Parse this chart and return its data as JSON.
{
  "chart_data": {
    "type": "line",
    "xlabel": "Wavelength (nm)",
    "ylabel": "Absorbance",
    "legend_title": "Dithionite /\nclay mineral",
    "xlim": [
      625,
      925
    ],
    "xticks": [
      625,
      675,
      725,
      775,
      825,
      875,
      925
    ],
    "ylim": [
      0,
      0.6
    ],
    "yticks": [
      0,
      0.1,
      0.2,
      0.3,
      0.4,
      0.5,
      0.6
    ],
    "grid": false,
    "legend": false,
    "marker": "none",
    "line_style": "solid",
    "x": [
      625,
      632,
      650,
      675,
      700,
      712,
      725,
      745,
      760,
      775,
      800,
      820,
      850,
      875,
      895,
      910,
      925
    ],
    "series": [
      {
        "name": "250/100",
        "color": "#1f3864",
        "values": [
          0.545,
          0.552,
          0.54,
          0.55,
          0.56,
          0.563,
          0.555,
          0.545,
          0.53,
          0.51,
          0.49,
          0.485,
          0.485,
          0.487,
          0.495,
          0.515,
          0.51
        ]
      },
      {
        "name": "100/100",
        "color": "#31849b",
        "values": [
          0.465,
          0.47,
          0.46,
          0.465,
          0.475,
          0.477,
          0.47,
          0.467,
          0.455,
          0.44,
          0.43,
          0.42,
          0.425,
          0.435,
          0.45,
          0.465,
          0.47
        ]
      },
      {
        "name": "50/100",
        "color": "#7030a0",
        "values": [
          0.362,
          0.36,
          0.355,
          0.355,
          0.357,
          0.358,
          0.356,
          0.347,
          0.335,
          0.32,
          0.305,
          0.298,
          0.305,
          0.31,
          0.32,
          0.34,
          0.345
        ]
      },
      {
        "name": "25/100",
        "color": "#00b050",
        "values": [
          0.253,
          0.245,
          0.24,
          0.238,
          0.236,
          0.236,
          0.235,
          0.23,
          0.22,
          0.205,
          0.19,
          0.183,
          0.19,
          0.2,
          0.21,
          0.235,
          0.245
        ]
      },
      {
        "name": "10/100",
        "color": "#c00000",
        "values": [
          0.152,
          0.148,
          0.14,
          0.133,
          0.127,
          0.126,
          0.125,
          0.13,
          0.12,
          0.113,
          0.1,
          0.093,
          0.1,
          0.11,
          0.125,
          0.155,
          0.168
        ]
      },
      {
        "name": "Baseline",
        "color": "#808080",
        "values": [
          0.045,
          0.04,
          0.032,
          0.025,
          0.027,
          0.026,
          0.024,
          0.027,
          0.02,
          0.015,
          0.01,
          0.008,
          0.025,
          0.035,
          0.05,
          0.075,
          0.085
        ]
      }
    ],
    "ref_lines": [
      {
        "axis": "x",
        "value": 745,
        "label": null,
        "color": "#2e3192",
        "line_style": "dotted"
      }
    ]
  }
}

□ □ □

Aim:
Reproduce all of the material above word for word.

Result for this exercise:
Parse this chart and return its data as JSON.
{
  "chart_data": {
    "type": "line",
    "xlabel": "Wavelength (nm)",
    "ylabel": "Absorbance",
    "legend_title": "Dithionite /\nclay mineral",
    "xlim": [
      625,
      925
    ],
    "xticks": [
      625,
      675,
      725,
      775,
      825,
      875,
      925
    ],
    "ylim": [
      0,
      0.6
    ],
    "yticks": [
      0,
      0.1,
      0.2,
      0.3,
      0.4,
      0.5,
      0.6
    ],
    "grid": false,
    "legend": false,
    "marker": "none",
    "line_style": "solid",
    "x": [
      625,
      632,
      650,
      675,
      700,
      712,
      725,
      745,
      760,
      775,
      800,
      820,
      850,
      875,
      895,
      910,
      925
    ],
    "series": [
      {
        "name": "250/100",
        "color": "#1f3864",
        "values": [
          0.545,
          0.552,
          0.54,
          0.55,
          0.56,
          0.563,
          0.555,
          0.545,
          0.53,
          0.51,
          0.49,
          0.485,
          0.485,
          0.487,
          0.495,
          0.515,
          0.51
        ]
      },
      {
        "name": "100/100",
        "color": "#31849b",
        "values": [
          0.465,
          0.47,
          0.46,
          0.465,
          0.475,
          0.477,
          0.47,
          0.467,
          0.455,
          0.44,
          0.43,
          0.42,
          0.425,
          0.435,
          0.45,
          0.465,
          0.47
        ]
      },
      {
        "name": "50/100",
        "color": "#7030a0",
        "values": [
          0.362,
          0.36,
          0.355,
          0.355,
          0.357,
          0.358,
          0.356,
          0.347,
          0.335,
          0.32,
          0.305,
          0.298,
          0.305,
          0.31,
          0.32,
          0.34,
          0.345
        ]
      },
      {
        "name": "25/100",
        "color": "#00b050",
        "values": [
          0.253,
          0.245,
          0.24,
          0.238,
          0.236,
          0.236,
          0.235,
          0.23,
          0.22,
          0.205,
          0.19,
          0.183,
          0.19,
          0.2,
          0.21,
          0.235,
          0.245
        ]
      },
      {
        "name": "10/100",
        "color": "#c00000",
        "values": [
          0.152,
          0.148,
          0.14,
          0.133,
          0.127,
          0.126,
          0.125,
          0.13,
          0.12,
          0.113,
          0.1,
          0.093,
          0.1,
          0.11,
          0.125,
          0.155,
          0.168
        ]
      },
      {
        "name": "Baseline",
        "color": "#808080",
        "values": [
          0.045,
          0.04,
          0.032,
          0.025,
          0.027,
          0.026,
          0.024,
          0.027,
          0.02,
          0.015,
          0.01,
          0.008,
          0.025,
          0.035,
          0.05,
          0.075,
          0.085
        ]
      }
    ],
    "ref_lines": [
      {
        "axis": "x",
        "value": 745,
        "label": null,
        "color": "#2e3192",
        "line_style": "dotted"
      }
    ]
  }
}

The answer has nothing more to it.